◆ WHAT IS NEEDED
Provide nothing beyond the count of lines that include the string "государственной".

----

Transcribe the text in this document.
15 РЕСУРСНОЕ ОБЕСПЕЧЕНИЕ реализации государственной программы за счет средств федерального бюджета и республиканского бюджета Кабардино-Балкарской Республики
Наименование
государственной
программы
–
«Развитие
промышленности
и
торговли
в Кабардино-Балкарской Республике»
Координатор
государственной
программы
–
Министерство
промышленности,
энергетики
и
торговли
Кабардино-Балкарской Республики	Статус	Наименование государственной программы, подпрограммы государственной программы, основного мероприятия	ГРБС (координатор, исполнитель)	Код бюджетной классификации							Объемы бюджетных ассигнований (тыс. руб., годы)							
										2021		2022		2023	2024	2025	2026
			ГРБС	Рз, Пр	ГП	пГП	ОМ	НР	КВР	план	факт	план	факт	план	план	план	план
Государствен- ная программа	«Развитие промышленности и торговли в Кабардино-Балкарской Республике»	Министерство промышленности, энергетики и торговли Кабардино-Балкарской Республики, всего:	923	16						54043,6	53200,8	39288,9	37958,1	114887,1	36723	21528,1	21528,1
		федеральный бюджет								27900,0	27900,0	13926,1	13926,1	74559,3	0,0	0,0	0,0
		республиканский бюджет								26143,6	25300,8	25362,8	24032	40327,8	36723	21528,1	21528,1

----

◆ ANSWER TO THE TASK
4